------ Material for the task

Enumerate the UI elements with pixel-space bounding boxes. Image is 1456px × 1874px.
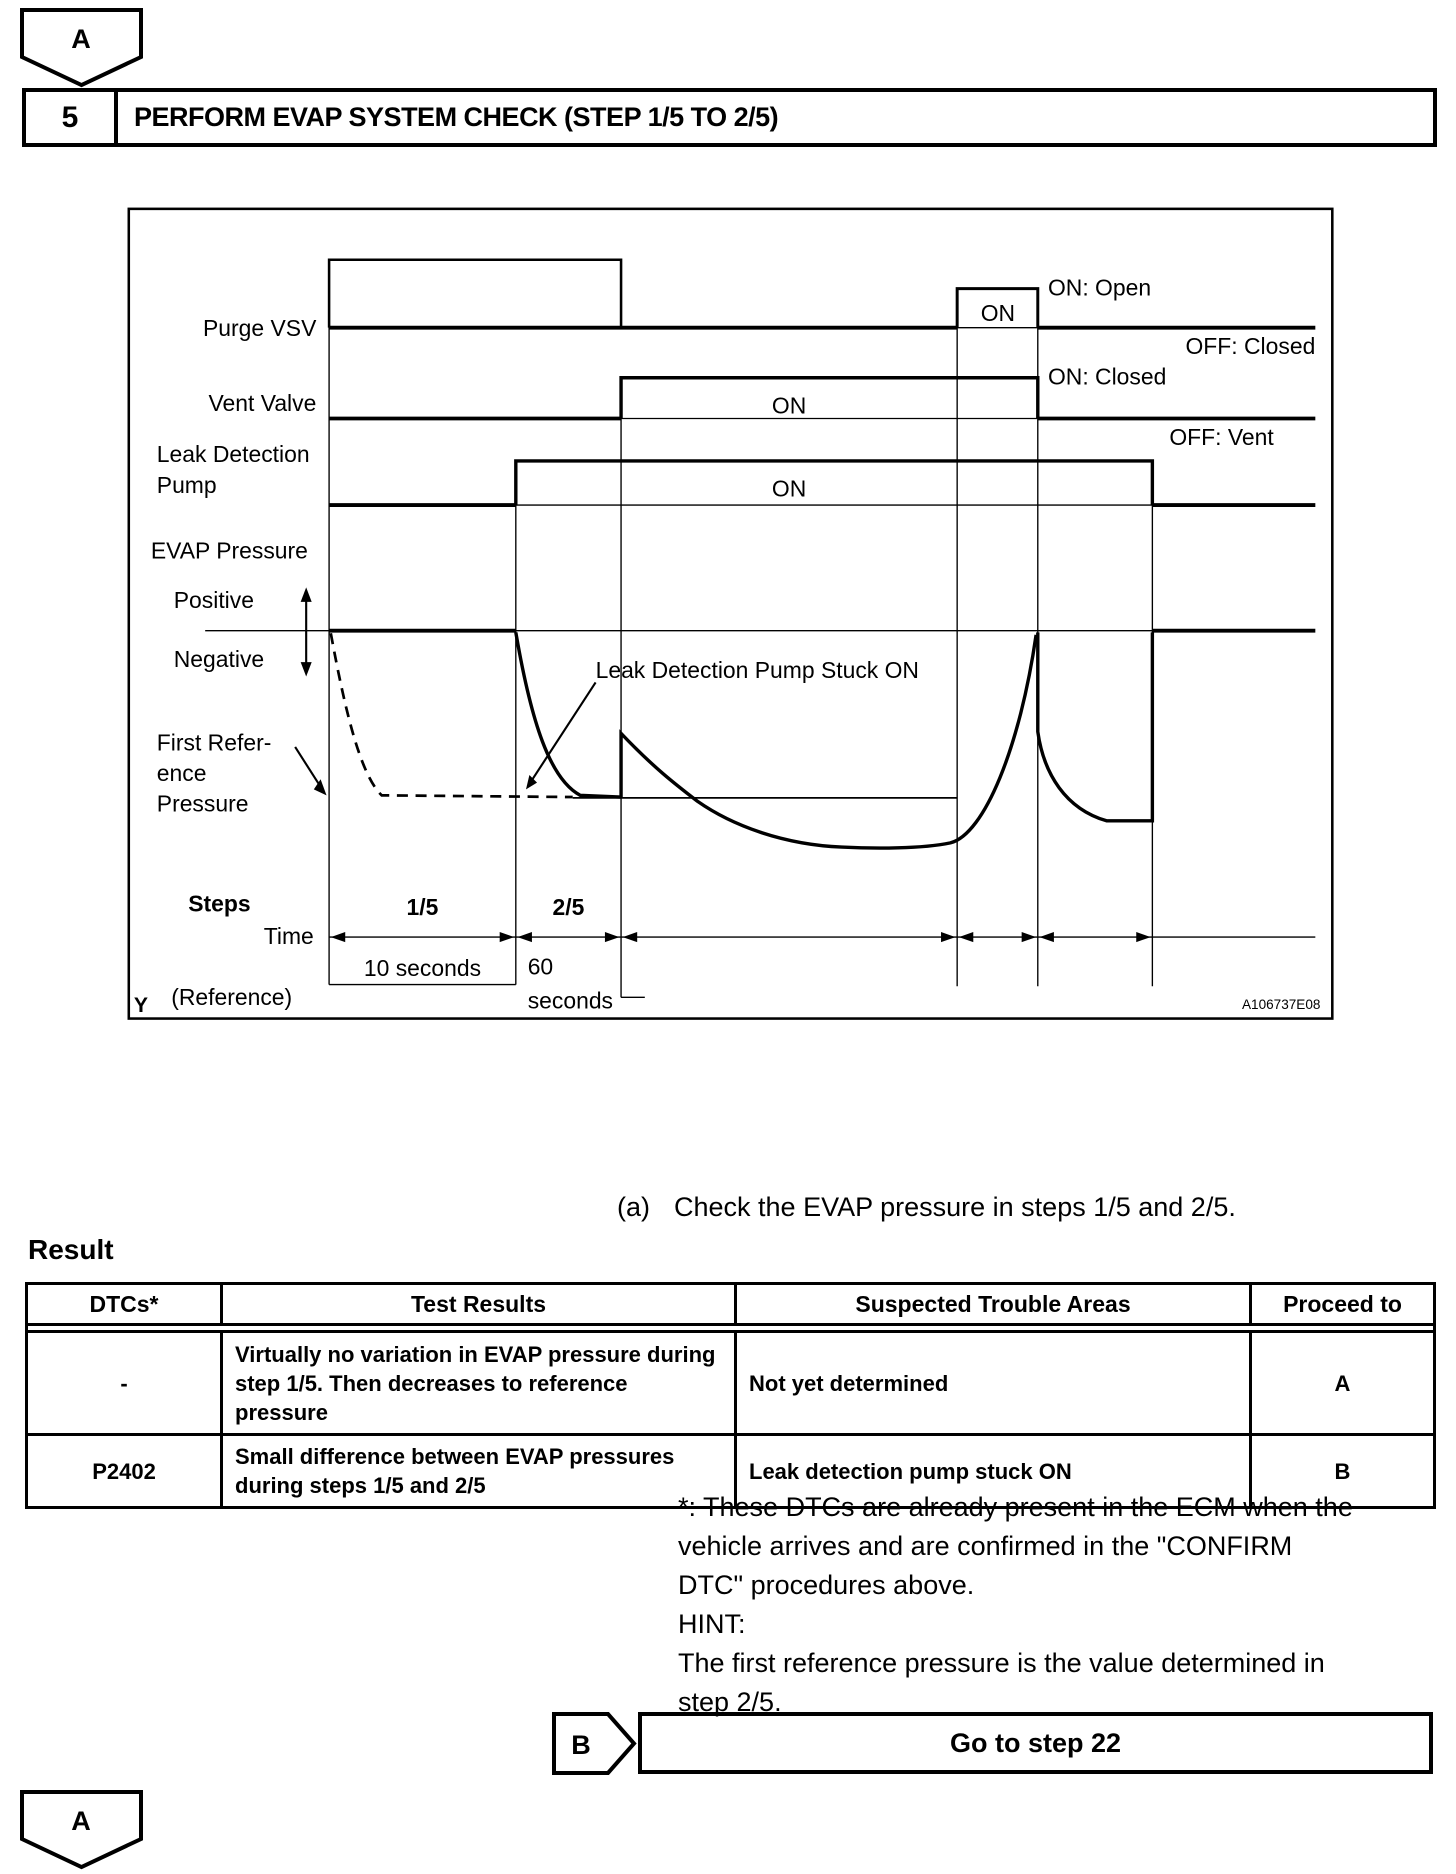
polarity-arrow-icon (300, 587, 312, 677)
negative-label: Negative (174, 646, 264, 672)
table-row: P2402 Small difference between EVAP pres… (28, 1433, 1433, 1506)
header-double-rule (28, 1323, 1433, 1333)
pentagon-right-icon (552, 1712, 637, 1775)
stuck-on-callout-text: Leak Detection Pump Stuck ON (596, 657, 919, 683)
vent-valve-signal (329, 376, 1316, 421)
vent-on-text: ON (772, 392, 806, 418)
result-heading: Result (28, 1234, 114, 1265)
cell-trouble-area: Not yet determined (737, 1333, 1252, 1433)
first-reference-arrow-icon (294, 746, 327, 796)
stuck-on-arrow-icon (526, 681, 597, 790)
cell-test-result: Small difference between EVAP pressures … (223, 1436, 737, 1506)
footnote-text: *: These DTCs are already present in the… (678, 1492, 1353, 1717)
vent-valve-label: Vent Valve (209, 390, 317, 416)
step-title: PERFORM EVAP SYSTEM CHECK (STEP 1/5 TO 2… (134, 102, 779, 132)
vent-on-legend: ON: Closed (1048, 364, 1166, 390)
pentagon-down-icon (20, 8, 143, 88)
step-number: 5 (26, 92, 118, 143)
diagram-border (127, 207, 1334, 1020)
pump-label-line1: Leak Detection (157, 441, 310, 467)
cell-test-result: Virtually no variation in EVAP pressure … (223, 1333, 737, 1433)
evap-pressure-label: EVAP Pressure (151, 538, 308, 564)
purge-vsv-signal (327, 258, 1316, 330)
cell-trouble-area: Leak detection pump stuck ON (737, 1436, 1252, 1506)
cell-proceed-to: A (1334, 1370, 1351, 1396)
table-header-row: DTCs* Test Results Suspected Trouble Are… (28, 1285, 1433, 1323)
stuck-on-dashed-trace (329, 632, 573, 799)
caption-text: Check the EVAP pressure in steps 1/5 and… (674, 1192, 1236, 1222)
first-reference-label-line1: First Refer- (157, 729, 272, 755)
cell-dtc: P2402 (28, 1436, 223, 1506)
purge-pulse-on-text: ON (981, 300, 1015, 326)
result-table: DTCs* Test Results Suspected Trouble Are… (25, 1282, 1436, 1509)
pentagon-down-icon (20, 1790, 143, 1870)
reference-label: (Reference) (171, 984, 292, 1010)
step2-label: 2/5 (553, 894, 585, 920)
evap-pressure-trace (205, 628, 1316, 850)
cell-dtc: - (28, 1333, 223, 1433)
corner-mark: Y (134, 994, 148, 1017)
table-row: - Virtually no variation in EVAP pressur… (28, 1333, 1433, 1433)
time-axis (329, 931, 1316, 943)
column-header-trouble-areas: Suspected Trouble Areas (737, 1285, 1252, 1323)
branch-label: B (571, 1730, 591, 1760)
go-to-step-box: Go to step 22 (638, 1712, 1433, 1774)
duration2-label-line1: 60 (528, 953, 553, 979)
vent-off-legend: OFF: Vent (1169, 424, 1274, 450)
evap-timing-diagram: Purge VSV ON ON: Open OFF: Closed Vent V… (127, 207, 1334, 1020)
purge-vsv-label: Purge VSV (203, 315, 317, 341)
step-header: 5 PERFORM EVAP SYSTEM CHECK (STEP 1/5 TO… (22, 88, 1437, 147)
branch-connector: B (552, 1712, 637, 1775)
step1-label: 1/5 (407, 894, 439, 920)
first-reference-label-line2: ence (157, 760, 207, 786)
connector-top-label: A (71, 24, 91, 54)
connector-bottom-label: A (71, 1806, 91, 1836)
leak-detection-pump-signal (329, 459, 1316, 507)
column-header-proceed-to: Proceed to (1283, 1290, 1402, 1317)
caption-a: (a) Check the EVAP pressure in steps 1/5 … (617, 1192, 1236, 1223)
steps-label: Steps (188, 891, 250, 917)
pump-on-text: ON (772, 476, 806, 502)
positive-label: Positive (174, 587, 254, 613)
duration1-label: 10 seconds (364, 955, 481, 981)
column-header-test-results: Test Results (223, 1285, 737, 1323)
time-gridlines (328, 259, 1154, 999)
duration2-label-line2: seconds (528, 987, 613, 1013)
cell-proceed-to: B (1334, 1458, 1351, 1484)
purge-on-legend: ON: Open (1048, 274, 1151, 300)
figure-code: A106737E08 (1242, 997, 1320, 1012)
purge-off-legend: OFF: Closed (1185, 333, 1315, 359)
first-reference-label-line3: Pressure (157, 790, 249, 816)
time-label: Time (264, 923, 314, 949)
column-header-dtcs: DTCs* (28, 1285, 223, 1323)
pump-label-line2: Pump (157, 472, 217, 498)
flow-connector-bottom: A (20, 1790, 143, 1870)
caption-marker: (a) (617, 1192, 650, 1222)
flow-connector-top: A (20, 8, 143, 88)
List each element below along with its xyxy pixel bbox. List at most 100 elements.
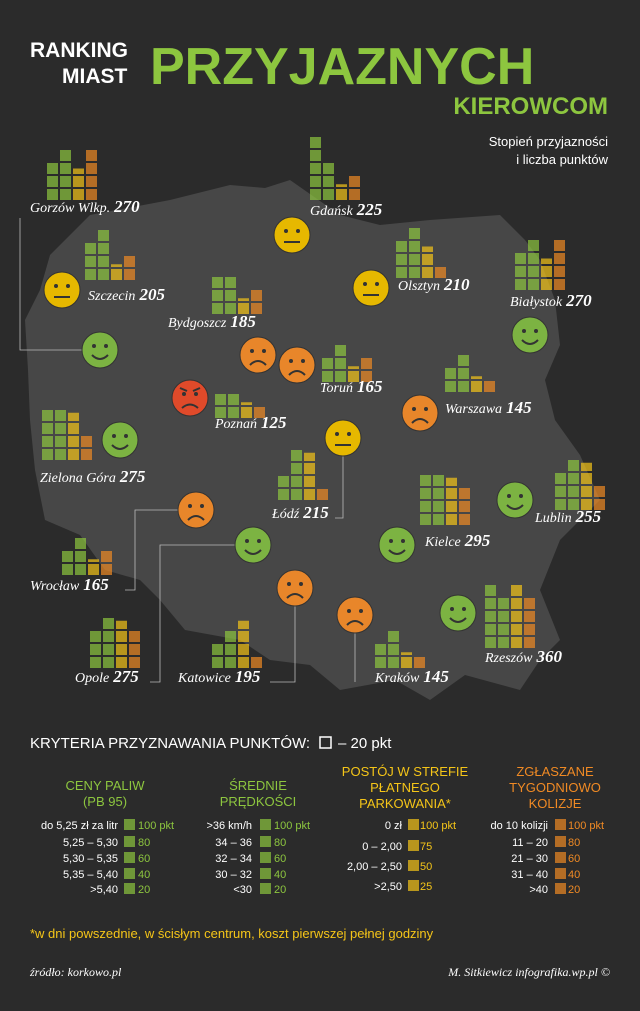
criteria-row-label: >2,50 bbox=[374, 881, 402, 893]
criteria-row-points: 40 bbox=[568, 869, 580, 881]
score-column bbox=[594, 486, 605, 510]
connector bbox=[19, 218, 82, 351]
title-main: PRZYJAZNYCH bbox=[150, 38, 534, 96]
criteria-row-label: <30 bbox=[233, 884, 252, 896]
criteria-square bbox=[555, 852, 566, 863]
score-column bbox=[471, 376, 482, 392]
face-eye bbox=[200, 504, 204, 508]
criteria-row-points: 50 bbox=[420, 861, 432, 873]
score-column bbox=[291, 450, 302, 500]
city-score: 195 bbox=[235, 667, 261, 686]
criteria-row-points: 20 bbox=[568, 884, 580, 896]
score-column bbox=[278, 476, 289, 500]
face bbox=[234, 526, 272, 564]
connector bbox=[125, 509, 178, 591]
score-column bbox=[422, 246, 433, 278]
criteria-heading: PRĘDKOŚCI bbox=[220, 794, 297, 809]
score-column bbox=[116, 620, 127, 668]
city-label: Lublin 255 bbox=[534, 507, 602, 526]
criteria-row-label: 5,25 – 5,30 bbox=[63, 837, 118, 849]
city-label: Białystok 270 bbox=[510, 291, 592, 310]
score-column bbox=[555, 473, 566, 510]
criteria-row-points: 20 bbox=[138, 884, 150, 896]
city-name: Katowice bbox=[177, 671, 231, 686]
face-eye bbox=[289, 359, 293, 363]
score-column bbox=[349, 176, 360, 200]
city-name: Toruń bbox=[320, 381, 353, 396]
city-label: Toruń 165 bbox=[320, 377, 383, 396]
face-eye bbox=[299, 582, 303, 586]
face-eye bbox=[412, 407, 416, 411]
criteria-square bbox=[555, 883, 566, 894]
score-column bbox=[212, 644, 223, 668]
face-mouth bbox=[411, 418, 429, 424]
score-column bbox=[62, 551, 73, 575]
score-column bbox=[323, 163, 334, 200]
face bbox=[81, 331, 119, 369]
face bbox=[496, 481, 534, 519]
score-column bbox=[42, 410, 53, 460]
face-eye bbox=[194, 392, 198, 396]
connector bbox=[270, 606, 296, 683]
face-circle bbox=[336, 596, 374, 634]
subtitle: i liczba punktów bbox=[516, 152, 608, 167]
score-column bbox=[396, 241, 407, 278]
score-column bbox=[81, 436, 92, 460]
criteria-heading: (PB 95) bbox=[83, 794, 127, 809]
city-label: Katowice 195 bbox=[177, 667, 261, 686]
city-score: 275 bbox=[119, 467, 146, 486]
face-eye bbox=[375, 282, 379, 286]
face-circle bbox=[81, 331, 119, 369]
face-circle bbox=[234, 526, 272, 564]
criteria-heading: PŁATNEGO bbox=[370, 780, 440, 795]
score-column bbox=[581, 462, 592, 510]
score-column bbox=[409, 228, 420, 278]
city-name: Kielce bbox=[424, 535, 461, 550]
face-eye bbox=[301, 359, 305, 363]
face-circle bbox=[43, 271, 81, 309]
city-label: Zielona Góra 275 bbox=[40, 467, 146, 486]
title-small: MIAST bbox=[62, 65, 128, 88]
criteria-row-points: 40 bbox=[138, 869, 150, 881]
face-eye bbox=[124, 434, 128, 438]
city-score: 145 bbox=[423, 667, 449, 686]
score-column bbox=[60, 150, 71, 200]
criteria: CENY PALIW(PB 95) do 5,25 zł za litr 100 p… bbox=[41, 764, 604, 896]
criteria-row-points: 60 bbox=[568, 853, 580, 865]
score-column bbox=[420, 475, 431, 525]
criteria-square bbox=[555, 868, 566, 879]
city-name: Rzeszów bbox=[484, 651, 533, 666]
score-column bbox=[86, 150, 97, 200]
city-name: Wrocław bbox=[30, 579, 80, 594]
score-column bbox=[124, 256, 135, 280]
score-column bbox=[322, 358, 333, 382]
score-column bbox=[498, 598, 509, 648]
criteria-heading: TYGODNIOWO bbox=[509, 780, 601, 795]
face-mouth bbox=[346, 620, 364, 626]
face-eye bbox=[519, 494, 523, 498]
score-column bbox=[103, 618, 114, 668]
score-column bbox=[375, 644, 386, 668]
face-eye bbox=[54, 284, 58, 288]
connector bbox=[150, 544, 235, 683]
city-score: 360 bbox=[535, 647, 562, 666]
face-eye bbox=[534, 329, 538, 333]
score-column bbox=[361, 358, 372, 382]
score-column bbox=[446, 477, 457, 525]
criteria-row-points: 75 bbox=[420, 841, 432, 853]
face bbox=[511, 316, 549, 354]
face-eye bbox=[188, 504, 192, 508]
face-eye bbox=[66, 284, 70, 288]
face-circle bbox=[496, 481, 534, 519]
city-name: Bydgoszcz bbox=[168, 316, 227, 331]
face bbox=[401, 394, 439, 432]
score-column bbox=[388, 631, 399, 668]
score-column bbox=[335, 345, 346, 382]
city-label: Wrocław 165 bbox=[30, 575, 109, 594]
score-column bbox=[414, 657, 425, 668]
city-score: 205 bbox=[138, 285, 165, 304]
score-column bbox=[401, 652, 412, 668]
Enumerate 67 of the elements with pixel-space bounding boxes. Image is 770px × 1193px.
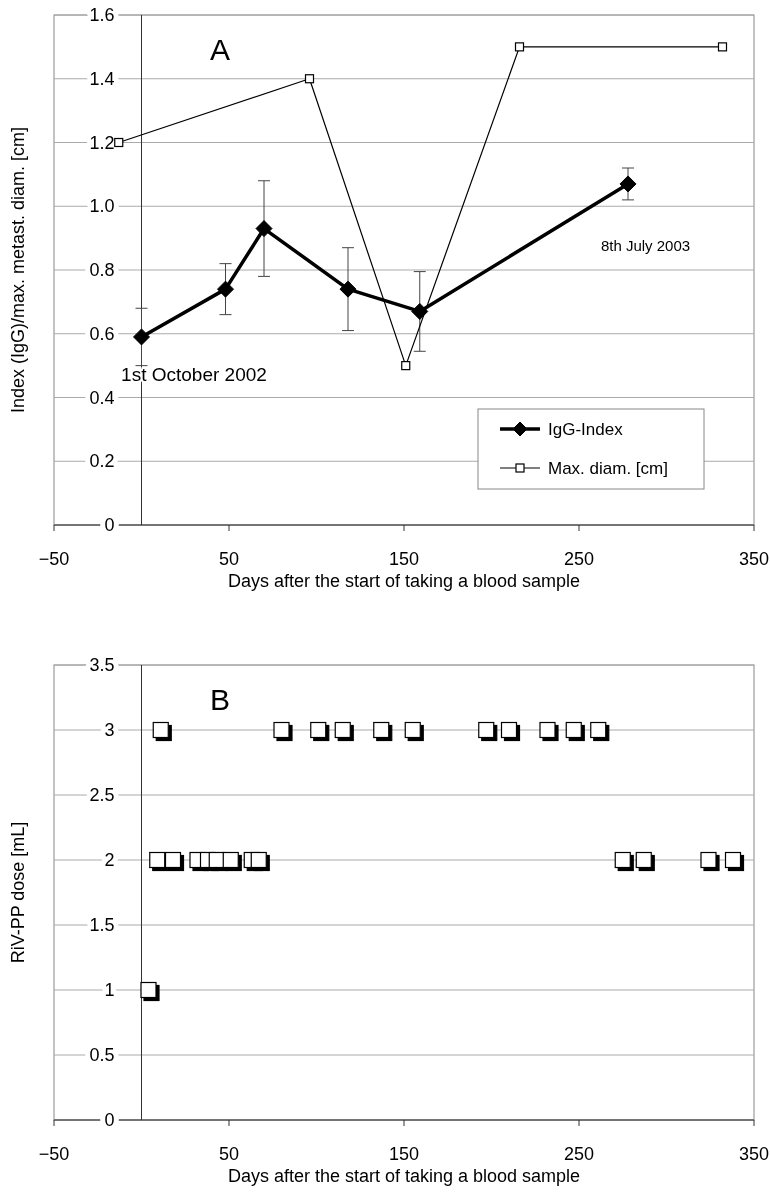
y-tick-label: 3.5 [89, 655, 115, 675]
y-tick-label: 1.4 [89, 68, 115, 89]
point [133, 328, 150, 346]
point [334, 721, 351, 739]
point [565, 721, 582, 739]
point [149, 851, 166, 869]
x-tick-label: 50 [218, 549, 240, 569]
y-tick-label: 2 [104, 850, 115, 870]
y-tick-label: 1 [104, 980, 115, 1000]
point [401, 361, 411, 371]
point [114, 137, 124, 148]
point [539, 721, 556, 739]
y-tick-label: 1.0 [89, 196, 115, 217]
point [590, 721, 607, 739]
x-tick-label: 350 [738, 549, 770, 569]
point [140, 981, 157, 999]
y-tick-label: 1.6 [89, 5, 115, 25]
point [404, 721, 421, 739]
point [373, 721, 390, 739]
point [222, 851, 239, 869]
point [500, 721, 518, 739]
y-tick-label: 0 [104, 515, 115, 535]
point [514, 42, 525, 52]
y-tick-label: 1.5 [89, 915, 115, 935]
annotation: 8th July 2003 [600, 236, 691, 254]
point [717, 42, 728, 52]
x-tick-label: −50 [38, 1144, 70, 1164]
point [255, 220, 273, 238]
y-axis-title: Index (IgG)/max. metast. diam. [cm] [8, 126, 28, 414]
point [478, 721, 495, 739]
x-tick-label: 150 [388, 549, 420, 569]
point [217, 280, 234, 298]
point [164, 851, 182, 869]
point [339, 280, 357, 298]
x-tick-label: 250 [563, 549, 595, 569]
text: B [209, 683, 231, 716]
y-axis-title: RiV-PP dose [mL] [8, 821, 28, 964]
x-tick-label: 350 [738, 1144, 770, 1164]
y-tick-label: 3 [104, 720, 115, 740]
x-axis-title: Days after the start of taking a blood sample [227, 1166, 581, 1186]
x-tick-label: 50 [218, 1144, 240, 1164]
y-tick-label: 0.4 [89, 387, 115, 408]
point [250, 851, 267, 869]
point [724, 851, 742, 869]
x-tick-label: 250 [563, 1144, 595, 1164]
y-tick-label: 0.6 [89, 323, 115, 344]
x-tick-label: 150 [388, 1144, 420, 1164]
y-tick-label: 0.5 [89, 1045, 115, 1065]
x-axis-title: Days after the start of taking a blood sample [227, 571, 581, 591]
point [411, 302, 429, 320]
point [273, 721, 290, 739]
y-tick-label: 0.2 [89, 451, 115, 472]
point [310, 721, 327, 739]
y-tick-label: 0.8 [89, 260, 115, 280]
point [635, 851, 652, 869]
legend-label: IgG-Index [548, 420, 624, 439]
point [304, 74, 315, 84]
point [614, 851, 631, 869]
y-tick-label: 2.5 [89, 785, 115, 805]
text: A [209, 33, 231, 66]
legend-label: Max. diam. [cm] [548, 459, 668, 478]
point [152, 721, 169, 739]
point [619, 175, 637, 193]
point [700, 851, 717, 869]
y-tick-label: 0 [104, 1110, 115, 1130]
x-tick-label: −50 [38, 549, 70, 569]
y-tick-label: 1.2 [89, 132, 115, 153]
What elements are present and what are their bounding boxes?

------------

## Written problem
Please lay out these lines as a numbered list, beginning at the line that has "y-tick-label: 3.5 [89, 655, 115, 675]" and stopping after the line that has "y-tick-label: 2.5 [89, 785, 115, 805]". Leave out any blank lines.

## Correct result
1. y-tick-label: 3.5 [89, 655, 115, 675]
2. y-tick-label: 1.4 [89, 68, 115, 89]
3. point [133, 328, 150, 346]
4. point [334, 721, 351, 739]
5. point [565, 721, 582, 739]
6. point [149, 851, 166, 869]
7. x-tick-label: 50 [218, 549, 240, 569]
8. y-tick-label: 2 [104, 850, 115, 870]
9. y-tick-label: 1 [104, 980, 115, 1000]
10. point [401, 361, 411, 371]
11. point [114, 137, 124, 148]
12. point [539, 721, 556, 739]
13. y-tick-label: 1.0 [89, 196, 115, 217]
14. point [590, 721, 607, 739]
15. x-tick-label: 350 [738, 549, 770, 569]
16. point [140, 981, 157, 999]
17. y-tick-label: 1.6 [89, 5, 115, 25]
18. point [404, 721, 421, 739]
19. point [373, 721, 390, 739]
20. point [222, 851, 239, 869]
21. point [500, 721, 518, 739]
22. y-tick-label: 0 [104, 515, 115, 535]
23. point [514, 42, 525, 52]
24. y-tick-label: 1.5 [89, 915, 115, 935]
25. annotation: 8th July 2003 [600, 236, 691, 254]
26. point [717, 42, 728, 52]
27. x-tick-label: −50 [38, 1144, 70, 1164]
28. point [255, 220, 273, 238]
29. y-axis-title: Index (IgG)/max. metast. diam. [cm] [8, 126, 28, 414]
30. point [478, 721, 495, 739]
31. x-tick-label: 150 [388, 549, 420, 569]
32. point [217, 280, 234, 298]
33. point [164, 851, 182, 869]
34. point [339, 280, 357, 298]
35. x-tick-label: 250 [563, 549, 595, 569]
36. text: B [209, 683, 231, 716]
37. y-axis-title: RiV-PP dose [mL] [8, 821, 28, 964]
38. x-tick-label: 350 [738, 1144, 770, 1164]
39. y-tick-label: 3 [104, 720, 115, 740]
40. x-axis-title: Days after the start of taking a blood sample [227, 1166, 581, 1186]
41. x-tick-label: 50 [218, 1144, 240, 1164]
42. y-tick-label: 0.4 [89, 387, 115, 408]
43. point [250, 851, 267, 869]
44. point [724, 851, 742, 869]
45. x-tick-label: 250 [563, 1144, 595, 1164]
46. y-tick-label: 0.6 [89, 323, 115, 344]
47. x-tick-label: 150 [388, 1144, 420, 1164]
48. y-tick-label: 0.5 [89, 1045, 115, 1065]
49. x-axis-title: Days after the start of taking a blood sample [227, 571, 581, 591]
50. point [411, 302, 429, 320]
51. point [273, 721, 290, 739]
52. y-tick-label: 0.2 [89, 451, 115, 472]
53. point [310, 721, 327, 739]
54. y-tick-label: 0.8 [89, 260, 115, 280]
55. point [635, 851, 652, 869]
56. legend-label: IgG-Index [548, 420, 624, 439]
57. point [304, 74, 315, 84]
58. point [614, 851, 631, 869]
59. y-tick-label: 2.5 [89, 785, 115, 805]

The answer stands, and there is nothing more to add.